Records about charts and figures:
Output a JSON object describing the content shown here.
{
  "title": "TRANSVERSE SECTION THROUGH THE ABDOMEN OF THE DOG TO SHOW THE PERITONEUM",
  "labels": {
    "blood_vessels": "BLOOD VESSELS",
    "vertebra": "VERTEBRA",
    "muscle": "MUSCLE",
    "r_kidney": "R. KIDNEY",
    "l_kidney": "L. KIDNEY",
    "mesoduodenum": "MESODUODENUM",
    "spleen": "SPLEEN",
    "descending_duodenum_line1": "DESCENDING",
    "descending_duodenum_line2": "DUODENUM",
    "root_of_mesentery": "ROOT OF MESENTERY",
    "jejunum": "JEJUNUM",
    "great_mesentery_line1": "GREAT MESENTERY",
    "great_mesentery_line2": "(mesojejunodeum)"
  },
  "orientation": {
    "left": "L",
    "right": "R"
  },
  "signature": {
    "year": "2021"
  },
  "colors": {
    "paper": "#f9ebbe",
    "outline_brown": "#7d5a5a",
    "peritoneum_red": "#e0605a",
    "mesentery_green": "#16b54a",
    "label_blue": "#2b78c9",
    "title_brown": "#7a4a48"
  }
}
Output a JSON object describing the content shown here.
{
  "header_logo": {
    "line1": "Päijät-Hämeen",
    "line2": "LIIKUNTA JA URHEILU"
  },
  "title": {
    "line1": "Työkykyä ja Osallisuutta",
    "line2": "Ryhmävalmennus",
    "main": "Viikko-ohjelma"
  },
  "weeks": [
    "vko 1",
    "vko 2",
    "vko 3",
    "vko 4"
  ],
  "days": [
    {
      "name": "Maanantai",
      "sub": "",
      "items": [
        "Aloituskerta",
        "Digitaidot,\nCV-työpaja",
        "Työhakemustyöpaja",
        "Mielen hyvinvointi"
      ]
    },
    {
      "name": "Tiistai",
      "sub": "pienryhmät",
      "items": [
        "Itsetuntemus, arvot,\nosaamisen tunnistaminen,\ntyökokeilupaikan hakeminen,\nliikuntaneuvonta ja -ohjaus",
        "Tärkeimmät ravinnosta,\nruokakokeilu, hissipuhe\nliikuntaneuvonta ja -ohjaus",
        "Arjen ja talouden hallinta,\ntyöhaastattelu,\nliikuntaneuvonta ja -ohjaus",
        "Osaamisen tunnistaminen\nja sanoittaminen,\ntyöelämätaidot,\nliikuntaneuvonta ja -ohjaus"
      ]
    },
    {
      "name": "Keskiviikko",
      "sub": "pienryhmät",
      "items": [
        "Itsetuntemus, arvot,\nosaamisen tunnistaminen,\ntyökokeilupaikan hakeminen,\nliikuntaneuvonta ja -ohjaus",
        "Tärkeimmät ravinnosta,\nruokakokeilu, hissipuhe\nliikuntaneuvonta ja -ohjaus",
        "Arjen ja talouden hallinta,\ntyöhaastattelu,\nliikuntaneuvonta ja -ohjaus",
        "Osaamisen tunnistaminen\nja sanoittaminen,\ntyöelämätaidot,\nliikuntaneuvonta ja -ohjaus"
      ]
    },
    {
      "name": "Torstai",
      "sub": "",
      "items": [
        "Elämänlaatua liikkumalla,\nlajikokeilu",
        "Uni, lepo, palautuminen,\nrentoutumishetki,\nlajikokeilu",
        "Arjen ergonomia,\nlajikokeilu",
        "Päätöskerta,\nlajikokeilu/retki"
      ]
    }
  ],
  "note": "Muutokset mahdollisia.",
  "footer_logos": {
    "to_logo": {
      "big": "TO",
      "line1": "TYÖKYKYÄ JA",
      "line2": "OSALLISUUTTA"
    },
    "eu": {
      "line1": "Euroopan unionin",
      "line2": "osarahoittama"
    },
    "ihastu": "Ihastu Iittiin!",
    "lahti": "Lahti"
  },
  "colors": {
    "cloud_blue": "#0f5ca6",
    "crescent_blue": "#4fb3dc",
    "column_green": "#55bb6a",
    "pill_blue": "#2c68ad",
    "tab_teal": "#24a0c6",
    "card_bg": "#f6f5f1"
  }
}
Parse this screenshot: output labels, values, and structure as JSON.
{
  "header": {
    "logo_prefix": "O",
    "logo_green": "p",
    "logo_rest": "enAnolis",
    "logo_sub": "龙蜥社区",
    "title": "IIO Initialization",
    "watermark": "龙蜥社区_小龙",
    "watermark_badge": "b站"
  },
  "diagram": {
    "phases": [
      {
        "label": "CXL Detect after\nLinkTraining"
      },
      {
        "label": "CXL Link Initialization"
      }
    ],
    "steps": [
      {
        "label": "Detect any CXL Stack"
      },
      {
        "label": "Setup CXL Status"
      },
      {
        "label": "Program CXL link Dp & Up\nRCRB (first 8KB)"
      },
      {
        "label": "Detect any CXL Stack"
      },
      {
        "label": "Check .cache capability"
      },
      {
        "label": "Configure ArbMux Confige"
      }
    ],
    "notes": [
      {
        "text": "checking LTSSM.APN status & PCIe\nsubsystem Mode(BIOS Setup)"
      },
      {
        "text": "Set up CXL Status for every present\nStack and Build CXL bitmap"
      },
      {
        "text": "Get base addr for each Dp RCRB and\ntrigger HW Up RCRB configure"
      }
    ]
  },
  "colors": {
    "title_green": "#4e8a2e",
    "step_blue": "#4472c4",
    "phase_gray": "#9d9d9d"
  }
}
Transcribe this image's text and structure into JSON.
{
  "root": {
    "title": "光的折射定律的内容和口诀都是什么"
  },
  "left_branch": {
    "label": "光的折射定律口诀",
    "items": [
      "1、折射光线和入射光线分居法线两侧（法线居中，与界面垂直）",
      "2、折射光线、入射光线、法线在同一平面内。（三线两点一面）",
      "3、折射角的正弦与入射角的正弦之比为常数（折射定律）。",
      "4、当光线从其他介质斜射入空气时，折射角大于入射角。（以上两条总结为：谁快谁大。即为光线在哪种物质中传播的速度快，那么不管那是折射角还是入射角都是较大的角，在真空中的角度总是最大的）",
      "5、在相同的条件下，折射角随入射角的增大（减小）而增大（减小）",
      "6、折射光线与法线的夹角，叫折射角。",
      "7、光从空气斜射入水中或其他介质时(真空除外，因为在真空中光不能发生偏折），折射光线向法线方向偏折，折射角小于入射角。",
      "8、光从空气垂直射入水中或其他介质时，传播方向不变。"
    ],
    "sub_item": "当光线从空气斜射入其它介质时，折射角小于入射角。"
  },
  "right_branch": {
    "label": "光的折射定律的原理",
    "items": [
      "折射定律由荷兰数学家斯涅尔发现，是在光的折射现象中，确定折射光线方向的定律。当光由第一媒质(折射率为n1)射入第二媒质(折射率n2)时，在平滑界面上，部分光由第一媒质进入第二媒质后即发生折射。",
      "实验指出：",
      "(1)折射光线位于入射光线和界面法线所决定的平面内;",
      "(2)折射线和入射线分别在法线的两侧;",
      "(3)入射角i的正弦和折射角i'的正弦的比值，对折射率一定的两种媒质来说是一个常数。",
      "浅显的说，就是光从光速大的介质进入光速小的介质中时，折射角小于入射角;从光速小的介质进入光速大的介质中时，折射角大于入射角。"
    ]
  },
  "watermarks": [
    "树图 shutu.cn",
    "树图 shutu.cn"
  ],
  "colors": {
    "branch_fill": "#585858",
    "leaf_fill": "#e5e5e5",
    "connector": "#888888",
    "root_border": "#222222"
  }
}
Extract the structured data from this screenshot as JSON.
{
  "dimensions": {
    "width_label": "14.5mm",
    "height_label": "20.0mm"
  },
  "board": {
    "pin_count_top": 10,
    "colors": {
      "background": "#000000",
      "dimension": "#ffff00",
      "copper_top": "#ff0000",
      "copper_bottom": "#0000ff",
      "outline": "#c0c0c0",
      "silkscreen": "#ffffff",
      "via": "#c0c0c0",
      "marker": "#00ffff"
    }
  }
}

> **WRITTEN REQUEST**
Repeat the data precisely, line by line.

> **RESULT FOR THIS EXERCISE**
Output a JSON object describing the content shown here.
{
  "title": "TRANSVERSE SECTION THROUGH THE ABDOMEN OF THE DOG TO SHOW THE PERITONEUM",
  "labels": {
    "blood_vessels": "BLOOD VESSELS",
    "vertebra": "VERTEBRA",
    "muscle": "MUSCLE",
    "r_kidney": "R. KIDNEY",
    "l_kidney": "L. KIDNEY",
    "mesoduodenum": "MESODUODENUM",
    "spleen": "SPLEEN",
    "descending_duodenum_line1": "DESCENDING",
    "descending_duodenum_line2": "DUODENUM",
    "root_of_mesentery": "ROOT OF MESENTERY",
    "jejunum": "JEJUNUM",
    "great_mesentery_line1": "GREAT MESENTERY",
    "great_mesentery_line2": "(mesojejunodeum)"
  },
  "orientation": {
    "left": "L",
    "right": "R"
  },
  "signature": {
    "year": "2021"
  },
  "colors": {
    "paper": "#f9ebbe",
    "outline_brown": "#7d5a5a",
    "peritoneum_red": "#e0605a",
    "mesentery_green": "#16b54a",
    "label_blue": "#2b78c9",
    "title_brown": "#7a4a48"
  }
}
Output a JSON object describing the content shown here.
{
  "header_logo": {
    "line1": "Päijät-Hämeen",
    "line2": "LIIKUNTA JA URHEILU"
  },
  "title": {
    "line1": "Työkykyä ja Osallisuutta",
    "line2": "Ryhmävalmennus",
    "main": "Viikko-ohjelma"
  },
  "weeks": [
    "vko 1",
    "vko 2",
    "vko 3",
    "vko 4"
  ],
  "days": [
    {
      "name": "Maanantai",
      "sub": "",
      "items": [
        "Aloituskerta",
        "Digitaidot,\nCV-työpaja",
        "Työhakemustyöpaja",
        "Mielen hyvinvointi"
      ]
    },
    {
      "name": "Tiistai",
      "sub": "pienryhmät",
      "items": [
        "Itsetuntemus, arvot,\nosaamisen tunnistaminen,\ntyökokeilupaikan hakeminen,\nliikuntaneuvonta ja -ohjaus",
        "Tärkeimmät ravinnosta,\nruokakokeilu, hissipuhe\nliikuntaneuvonta ja -ohjaus",
        "Arjen ja talouden hallinta,\ntyöhaastattelu,\nliikuntaneuvonta ja -ohjaus",
        "Osaamisen tunnistaminen\nja sanoittaminen,\ntyöelämätaidot,\nliikuntaneuvonta ja -ohjaus"
      ]
    },
    {
      "name": "Keskiviikko",
      "sub": "pienryhmät",
      "items": [
        "Itsetuntemus, arvot,\nosaamisen tunnistaminen,\ntyökokeilupaikan hakeminen,\nliikuntaneuvonta ja -ohjaus",
        "Tärkeimmät ravinnosta,\nruokakokeilu, hissipuhe\nliikuntaneuvonta ja -ohjaus",
        "Arjen ja talouden hallinta,\ntyöhaastattelu,\nliikuntaneuvonta ja -ohjaus",
        "Osaamisen tunnistaminen\nja sanoittaminen,\ntyöelämätaidot,\nliikuntaneuvonta ja -ohjaus"
      ]
    },
    {
      "name": "Torstai",
      "sub": "",
      "items": [
        "Elämänlaatua liikkumalla,\nlajikokeilu",
        "Uni, lepo, palautuminen,\nrentoutumishetki,\nlajikokeilu",
        "Arjen ergonomia,\nlajikokeilu",
        "Päätöskerta,\nlajikokeilu/retki"
      ]
    }
  ],
  "note": "Muutokset mahdollisia.",
  "footer_logos": {
    "to_logo": {
      "big": "TO",
      "line1": "TYÖKYKYÄ JA",
      "line2": "OSALLISUUTTA"
    },
    "eu": {
      "line1": "Euroopan unionin",
      "line2": "osarahoittama"
    },
    "ihastu": "Ihastu Iittiin!",
    "lahti": "Lahti"
  },
  "colors": {
    "cloud_blue": "#0f5ca6",
    "crescent_blue": "#4fb3dc",
    "column_green": "#55bb6a",
    "pill_blue": "#2c68ad",
    "tab_teal": "#24a0c6",
    "card_bg": "#f6f5f1"
  }
}
Parse this screenshot: output labels, values, and structure as JSON.
{
  "header": {
    "logo_prefix": "O",
    "logo_green": "p",
    "logo_rest": "enAnolis",
    "logo_sub": "龙蜥社区",
    "title": "IIO Initialization",
    "watermark": "龙蜥社区_小龙",
    "watermark_badge": "b站"
  },
  "diagram": {
    "phases": [
      {
        "label": "CXL Detect after\nLinkTraining"
      },
      {
        "label": "CXL Link Initialization"
      }
    ],
    "steps": [
      {
        "label": "Detect any CXL Stack"
      },
      {
        "label": "Setup CXL Status"
      },
      {
        "label": "Program CXL link Dp & Up\nRCRB (first 8KB)"
      },
      {
        "label": "Detect any CXL Stack"
      },
      {
        "label": "Check .cache capability"
      },
      {
        "label": "Configure ArbMux Confige"
      }
    ],
    "notes": [
      {
        "text": "checking LTSSM.APN status & PCIe\nsubsystem Mode(BIOS Setup)"
      },
      {
        "text": "Set up CXL Status for every present\nStack and Build CXL bitmap"
      },
      {
        "text": "Get base addr for each Dp RCRB and\ntrigger HW Up RCRB configure"
      }
    ]
  },
  "colors": {
    "title_green": "#4e8a2e",
    "step_blue": "#4472c4",
    "phase_gray": "#9d9d9d"
  }
}
Transcribe this image's text and structure into JSON.
{
  "root": {
    "title": "光的折射定律的内容和口诀都是什么"
  },
  "left_branch": {
    "label": "光的折射定律口诀",
    "items": [
      "1、折射光线和入射光线分居法线两侧（法线居中，与界面垂直）",
      "2、折射光线、入射光线、法线在同一平面内。（三线两点一面）",
      "3、折射角的正弦与入射角的正弦之比为常数（折射定律）。",
      "4、当光线从其他介质斜射入空气时，折射角大于入射角。（以上两条总结为：谁快谁大。即为光线在哪种物质中传播的速度快，那么不管那是折射角还是入射角都是较大的角，在真空中的角度总是最大的）",
      "5、在相同的条件下，折射角随入射角的增大（减小）而增大（减小）",
      "6、折射光线与法线的夹角，叫折射角。",
      "7、光从空气斜射入水中或其他介质时(真空除外，因为在真空中光不能发生偏折），折射光线向法线方向偏折，折射角小于入射角。",
      "8、光从空气垂直射入水中或其他介质时，传播方向不变。"
    ],
    "sub_item": "当光线从空气斜射入其它介质时，折射角小于入射角。"
  },
  "right_branch": {
    "label": "光的折射定律的原理",
    "items": [
      "折射定律由荷兰数学家斯涅尔发现，是在光的折射现象中，确定折射光线方向的定律。当光由第一媒质(折射率为n1)射入第二媒质(折射率n2)时，在平滑界面上，部分光由第一媒质进入第二媒质后即发生折射。",
      "实验指出：",
      "(1)折射光线位于入射光线和界面法线所决定的平面内;",
      "(2)折射线和入射线分别在法线的两侧;",
      "(3)入射角i的正弦和折射角i'的正弦的比值，对折射率一定的两种媒质来说是一个常数。",
      "浅显的说，就是光从光速大的介质进入光速小的介质中时，折射角小于入射角;从光速小的介质进入光速大的介质中时，折射角大于入射角。"
    ]
  },
  "watermarks": [
    "树图 shutu.cn",
    "树图 shutu.cn"
  ],
  "colors": {
    "branch_fill": "#585858",
    "leaf_fill": "#e5e5e5",
    "connector": "#888888",
    "root_border": "#222222"
  }
}
Extract the structured data from this screenshot as JSON.
{
  "dimensions": {
    "width_label": "14.5mm",
    "height_label": "20.0mm"
  },
  "board": {
    "pin_count_top": 10,
    "colors": {
      "background": "#000000",
      "dimension": "#ffff00",
      "copper_top": "#ff0000",
      "copper_bottom": "#0000ff",
      "outline": "#c0c0c0",
      "silkscreen": "#ffffff",
      "via": "#c0c0c0",
      "marker": "#00ffff"
    }
  }
}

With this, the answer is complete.